Problem description: Leave out the pictures and retype exactly the lines from the one with "What's the underlying" through the end of the records.

..............................

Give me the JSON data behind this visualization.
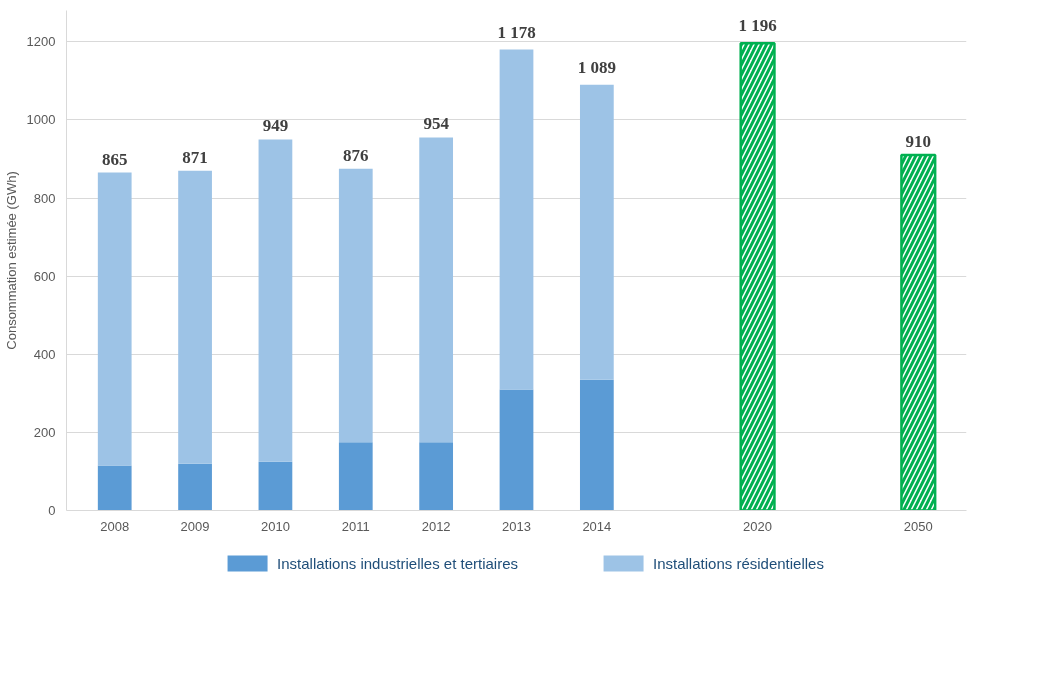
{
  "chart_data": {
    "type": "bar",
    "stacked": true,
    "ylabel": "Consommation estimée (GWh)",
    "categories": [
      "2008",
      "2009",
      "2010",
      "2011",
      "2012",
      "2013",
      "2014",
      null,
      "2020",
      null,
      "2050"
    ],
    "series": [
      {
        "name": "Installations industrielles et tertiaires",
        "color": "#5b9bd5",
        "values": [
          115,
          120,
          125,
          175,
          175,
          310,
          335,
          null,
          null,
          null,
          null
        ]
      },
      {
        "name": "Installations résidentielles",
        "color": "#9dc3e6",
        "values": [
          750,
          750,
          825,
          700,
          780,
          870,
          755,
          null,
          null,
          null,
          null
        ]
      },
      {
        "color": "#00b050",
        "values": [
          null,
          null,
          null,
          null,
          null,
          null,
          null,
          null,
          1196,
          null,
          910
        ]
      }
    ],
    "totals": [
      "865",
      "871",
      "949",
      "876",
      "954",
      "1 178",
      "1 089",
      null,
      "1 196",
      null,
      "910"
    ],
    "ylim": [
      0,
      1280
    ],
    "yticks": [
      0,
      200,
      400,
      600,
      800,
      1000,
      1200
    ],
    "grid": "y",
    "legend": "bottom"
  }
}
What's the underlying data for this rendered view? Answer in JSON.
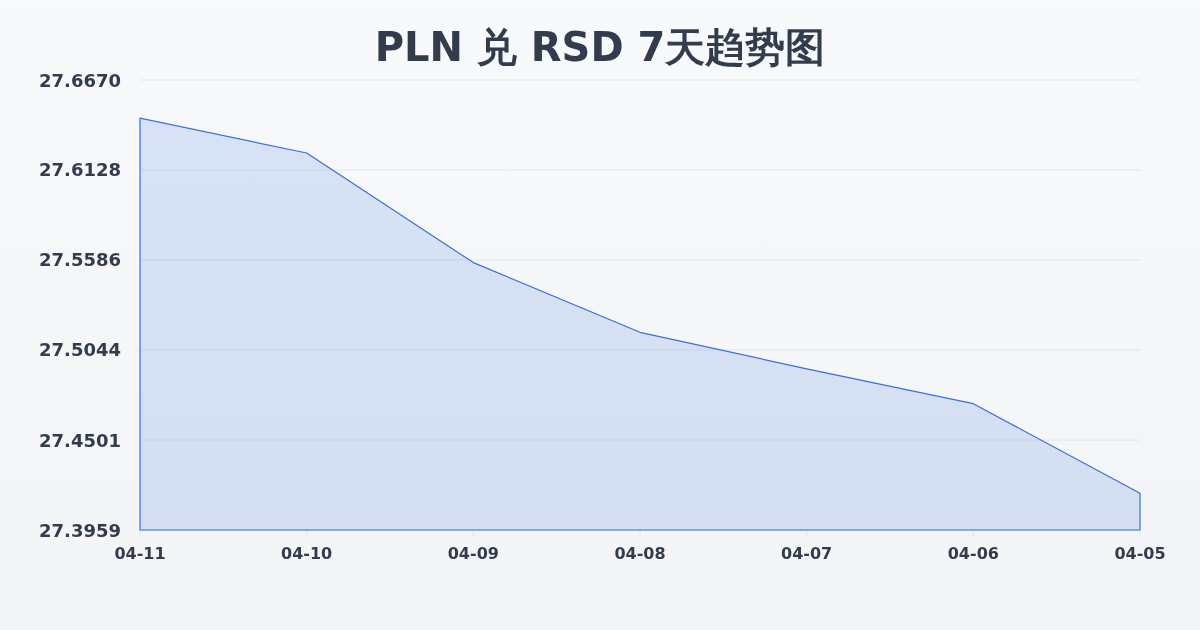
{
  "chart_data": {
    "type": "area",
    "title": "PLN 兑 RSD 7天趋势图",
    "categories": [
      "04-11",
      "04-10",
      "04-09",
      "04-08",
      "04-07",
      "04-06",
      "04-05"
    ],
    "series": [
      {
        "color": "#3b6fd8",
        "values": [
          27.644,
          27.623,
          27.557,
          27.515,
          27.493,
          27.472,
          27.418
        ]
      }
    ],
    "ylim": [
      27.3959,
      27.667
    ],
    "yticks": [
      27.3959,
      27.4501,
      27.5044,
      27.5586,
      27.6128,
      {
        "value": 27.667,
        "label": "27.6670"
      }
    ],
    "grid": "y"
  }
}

..............................

The answer:
What's the underlying data for this rendered view? Answer in JSON.
{
  "chart_data": {
    "type": "area",
    "title": "PLN 兑 RSD 7天趋势图",
    "categories": [
      "04-11",
      "04-10",
      "04-09",
      "04-08",
      "04-07",
      "04-06",
      "04-05"
    ],
    "series": [
      {
        "color": "#3b6fd8",
        "values": [
          27.644,
          27.623,
          27.557,
          27.515,
          27.493,
          27.472,
          27.418
        ]
      }
    ],
    "ylim": [
      27.3959,
      27.667
    ],
    "yticks": [
      27.3959,
      27.4501,
      27.5044,
      27.5586,
      27.6128,
      {
        "value": 27.667,
        "label": "27.6670"
      }
    ],
    "grid": "y"
  }
}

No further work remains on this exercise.